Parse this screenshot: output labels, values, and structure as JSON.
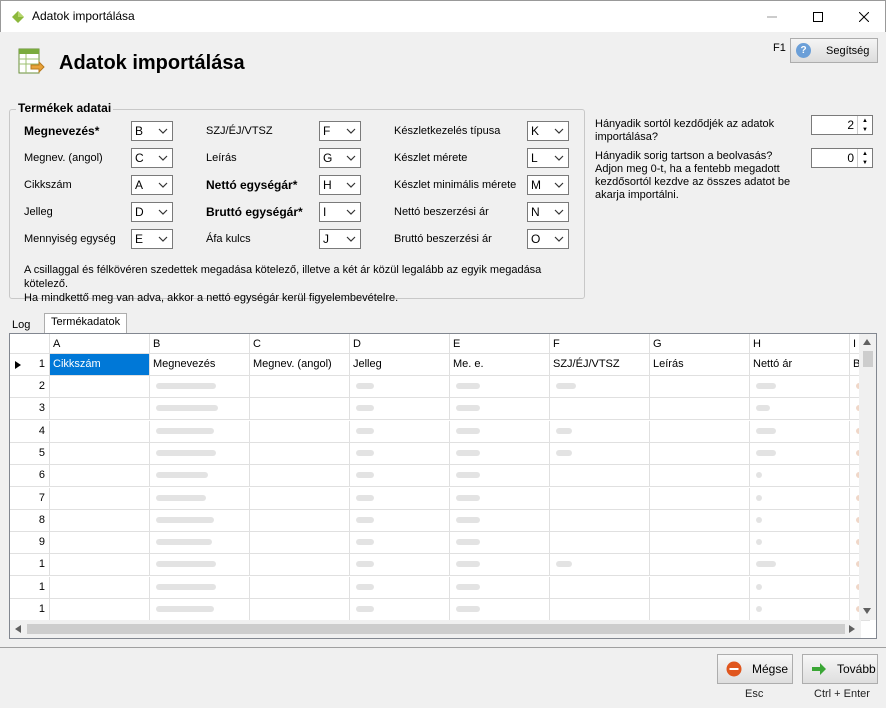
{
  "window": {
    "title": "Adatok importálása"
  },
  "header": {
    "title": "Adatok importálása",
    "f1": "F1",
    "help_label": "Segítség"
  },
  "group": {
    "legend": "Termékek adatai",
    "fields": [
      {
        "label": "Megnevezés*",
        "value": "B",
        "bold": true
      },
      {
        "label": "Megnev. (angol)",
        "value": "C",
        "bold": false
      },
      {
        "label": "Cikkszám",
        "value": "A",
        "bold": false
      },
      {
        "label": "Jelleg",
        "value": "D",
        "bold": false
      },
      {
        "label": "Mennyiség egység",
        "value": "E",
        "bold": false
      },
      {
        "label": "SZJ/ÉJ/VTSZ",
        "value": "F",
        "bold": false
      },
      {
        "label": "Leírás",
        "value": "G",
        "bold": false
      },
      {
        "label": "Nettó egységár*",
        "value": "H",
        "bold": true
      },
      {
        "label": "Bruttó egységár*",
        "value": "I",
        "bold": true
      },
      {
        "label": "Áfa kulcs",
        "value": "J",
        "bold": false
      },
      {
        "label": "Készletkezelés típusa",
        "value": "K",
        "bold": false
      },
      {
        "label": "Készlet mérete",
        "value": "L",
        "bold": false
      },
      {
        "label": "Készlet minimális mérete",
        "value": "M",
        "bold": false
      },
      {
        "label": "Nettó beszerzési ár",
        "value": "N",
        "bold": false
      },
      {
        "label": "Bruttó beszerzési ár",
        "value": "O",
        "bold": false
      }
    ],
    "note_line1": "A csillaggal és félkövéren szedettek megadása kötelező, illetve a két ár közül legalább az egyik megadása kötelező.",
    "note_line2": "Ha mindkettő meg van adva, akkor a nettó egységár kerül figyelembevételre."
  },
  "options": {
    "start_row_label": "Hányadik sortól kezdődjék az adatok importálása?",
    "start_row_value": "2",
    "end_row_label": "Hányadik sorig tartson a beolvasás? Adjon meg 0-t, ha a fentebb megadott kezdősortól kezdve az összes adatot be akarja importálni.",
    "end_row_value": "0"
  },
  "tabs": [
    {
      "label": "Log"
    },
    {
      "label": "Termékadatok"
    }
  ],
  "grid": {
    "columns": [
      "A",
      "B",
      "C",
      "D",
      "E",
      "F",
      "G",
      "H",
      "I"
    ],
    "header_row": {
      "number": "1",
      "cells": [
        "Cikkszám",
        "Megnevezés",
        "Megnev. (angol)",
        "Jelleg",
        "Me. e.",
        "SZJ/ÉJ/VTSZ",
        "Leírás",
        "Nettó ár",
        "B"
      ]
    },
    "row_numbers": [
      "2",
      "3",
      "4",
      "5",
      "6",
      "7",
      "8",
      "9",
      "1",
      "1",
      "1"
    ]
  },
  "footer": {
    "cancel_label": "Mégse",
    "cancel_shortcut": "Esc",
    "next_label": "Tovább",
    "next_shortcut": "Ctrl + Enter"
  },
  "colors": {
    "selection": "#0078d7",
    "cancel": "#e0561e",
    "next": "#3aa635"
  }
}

━━━━━━

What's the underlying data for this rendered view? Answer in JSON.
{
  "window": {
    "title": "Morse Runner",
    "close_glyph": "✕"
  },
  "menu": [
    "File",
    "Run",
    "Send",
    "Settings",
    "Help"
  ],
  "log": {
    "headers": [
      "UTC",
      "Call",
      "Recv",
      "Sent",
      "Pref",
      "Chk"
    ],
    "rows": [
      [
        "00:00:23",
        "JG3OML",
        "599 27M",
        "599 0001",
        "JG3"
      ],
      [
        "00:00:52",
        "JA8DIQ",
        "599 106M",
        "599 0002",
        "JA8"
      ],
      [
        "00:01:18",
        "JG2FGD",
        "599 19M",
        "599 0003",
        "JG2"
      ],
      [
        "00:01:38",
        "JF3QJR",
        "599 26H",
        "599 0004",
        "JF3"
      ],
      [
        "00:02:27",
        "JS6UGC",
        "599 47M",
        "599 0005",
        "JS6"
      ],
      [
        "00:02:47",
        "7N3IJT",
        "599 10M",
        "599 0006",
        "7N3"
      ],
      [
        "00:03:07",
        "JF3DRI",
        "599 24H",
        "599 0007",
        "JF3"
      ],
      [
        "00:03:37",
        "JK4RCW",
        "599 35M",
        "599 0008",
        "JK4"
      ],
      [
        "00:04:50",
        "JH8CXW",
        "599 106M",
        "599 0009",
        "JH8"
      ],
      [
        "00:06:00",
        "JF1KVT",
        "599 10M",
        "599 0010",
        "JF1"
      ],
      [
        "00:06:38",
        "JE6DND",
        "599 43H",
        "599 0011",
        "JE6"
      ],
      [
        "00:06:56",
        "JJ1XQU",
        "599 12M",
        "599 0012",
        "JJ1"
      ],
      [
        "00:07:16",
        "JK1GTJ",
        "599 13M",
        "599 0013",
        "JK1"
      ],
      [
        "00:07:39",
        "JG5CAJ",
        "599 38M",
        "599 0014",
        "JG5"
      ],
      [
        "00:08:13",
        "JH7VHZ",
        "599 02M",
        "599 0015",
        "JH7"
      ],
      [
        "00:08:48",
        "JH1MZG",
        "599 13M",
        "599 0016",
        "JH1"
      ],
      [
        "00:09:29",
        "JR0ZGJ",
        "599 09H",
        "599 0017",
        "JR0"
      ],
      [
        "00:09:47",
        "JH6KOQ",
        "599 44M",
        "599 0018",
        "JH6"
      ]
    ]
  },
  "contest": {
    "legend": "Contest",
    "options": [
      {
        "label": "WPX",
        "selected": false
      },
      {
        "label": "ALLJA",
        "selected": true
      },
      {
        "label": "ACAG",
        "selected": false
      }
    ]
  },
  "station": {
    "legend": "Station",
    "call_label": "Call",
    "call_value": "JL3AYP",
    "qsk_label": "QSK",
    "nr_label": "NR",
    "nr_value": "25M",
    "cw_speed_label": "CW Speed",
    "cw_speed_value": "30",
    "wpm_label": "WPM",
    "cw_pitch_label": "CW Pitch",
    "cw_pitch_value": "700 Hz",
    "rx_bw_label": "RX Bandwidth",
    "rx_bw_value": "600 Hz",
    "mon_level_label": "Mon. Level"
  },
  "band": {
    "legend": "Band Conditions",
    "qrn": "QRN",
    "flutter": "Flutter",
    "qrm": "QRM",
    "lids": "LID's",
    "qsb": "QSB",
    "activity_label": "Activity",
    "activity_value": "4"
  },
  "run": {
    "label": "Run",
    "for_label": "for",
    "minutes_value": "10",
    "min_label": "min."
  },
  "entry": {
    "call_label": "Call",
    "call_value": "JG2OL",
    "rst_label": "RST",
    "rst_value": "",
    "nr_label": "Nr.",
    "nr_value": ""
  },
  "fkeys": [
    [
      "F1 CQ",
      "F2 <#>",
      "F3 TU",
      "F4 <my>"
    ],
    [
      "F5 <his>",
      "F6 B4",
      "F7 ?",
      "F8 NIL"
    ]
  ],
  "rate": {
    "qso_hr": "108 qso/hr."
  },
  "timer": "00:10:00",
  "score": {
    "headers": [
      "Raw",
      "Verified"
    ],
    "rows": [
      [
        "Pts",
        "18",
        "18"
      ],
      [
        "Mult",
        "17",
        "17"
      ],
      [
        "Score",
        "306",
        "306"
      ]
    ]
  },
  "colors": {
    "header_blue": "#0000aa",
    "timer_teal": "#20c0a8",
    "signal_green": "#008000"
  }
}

━━━━━━

**What to do**
Look through the data above. Find each line with the string "mérete" and copy it.

**Task response**
        "label": "Készlet mérete",
        "label": "Készlet minimális mérete",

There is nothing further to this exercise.